- [What you are asked to do]
Quote every line of the data below as it stands, omitting pictures.
◇ ◇ ◇ ◇
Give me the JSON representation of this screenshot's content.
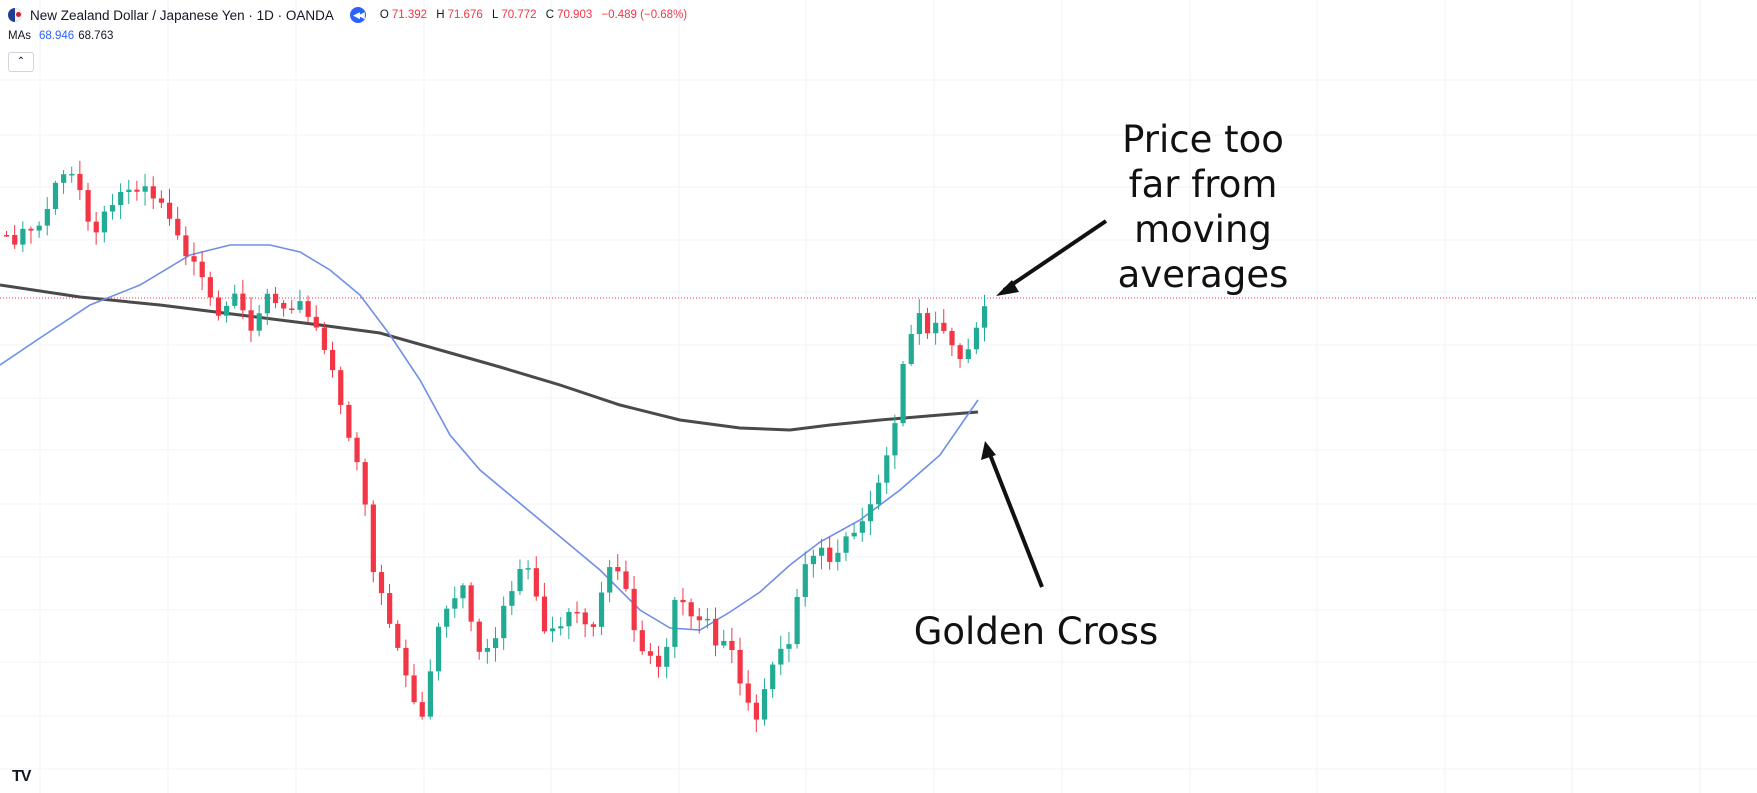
{
  "header": {
    "symbol_title": "New Zealand Dollar / Japanese Yen · 1D · OANDA",
    "ohlc": [
      {
        "key": "O",
        "value": "71.392"
      },
      {
        "key": "H",
        "value": "71.676"
      },
      {
        "key": "L",
        "value": "70.772"
      },
      {
        "key": "C",
        "value": "70.903"
      }
    ],
    "change": "−0.489 (−0.68%)"
  },
  "indicators": {
    "label": "MAs",
    "ma_fast_value": "68.946",
    "ma_slow_value": "68.763"
  },
  "icons": {
    "flag": "nzd-jpy-flag-icon",
    "replay": "replay-icon",
    "collapse": "chevron-up-icon",
    "logo": "tradingview-logo-icon"
  },
  "collapse_glyph": "⌃",
  "logo_text": "TV",
  "annotations": {
    "price_note": "Price too\nfar from\nmoving\naverages",
    "cross_note": "Golden Cross"
  },
  "colors": {
    "up": "#22ab94",
    "down": "#f23645",
    "ma_fast": "#6e8ee8",
    "ma_slow": "#4a4a4a",
    "grid": "#f0f3fa",
    "price_line": "#f23645"
  },
  "chart_data": {
    "type": "candlestick",
    "symbol": "NZDJPY",
    "interval": "1D",
    "current_price_line": 70.903,
    "grid": true,
    "series": [
      {
        "name": "MA fast",
        "value": 68.946
      },
      {
        "name": "MA slow",
        "value": 68.763
      }
    ]
  }
}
◇ ◇ ◇ ◇
- [Answer below]
Give me the JSON representation of this screenshot's content.
{
  "header": {
    "symbol_title": "New Zealand Dollar / Japanese Yen · 1D · OANDA",
    "ohlc": [
      {
        "key": "O",
        "value": "71.392"
      },
      {
        "key": "H",
        "value": "71.676"
      },
      {
        "key": "L",
        "value": "70.772"
      },
      {
        "key": "C",
        "value": "70.903"
      }
    ],
    "change": "−0.489 (−0.68%)"
  },
  "indicators": {
    "label": "MAs",
    "ma_fast_value": "68.946",
    "ma_slow_value": "68.763"
  },
  "icons": {
    "flag": "nzd-jpy-flag-icon",
    "replay": "replay-icon",
    "collapse": "chevron-up-icon",
    "logo": "tradingview-logo-icon"
  },
  "collapse_glyph": "⌃",
  "logo_text": "TV",
  "annotations": {
    "price_note": "Price too\nfar from\nmoving\naverages",
    "cross_note": "Golden Cross"
  },
  "colors": {
    "up": "#22ab94",
    "down": "#f23645",
    "ma_fast": "#6e8ee8",
    "ma_slow": "#4a4a4a",
    "grid": "#f0f3fa",
    "price_line": "#f23645"
  },
  "chart_data": {
    "type": "candlestick",
    "symbol": "NZDJPY",
    "interval": "1D",
    "current_price_line": 70.903,
    "grid": true,
    "series": [
      {
        "name": "MA fast",
        "value": 68.946
      },
      {
        "name": "MA slow",
        "value": 68.763
      }
    ]
  }
}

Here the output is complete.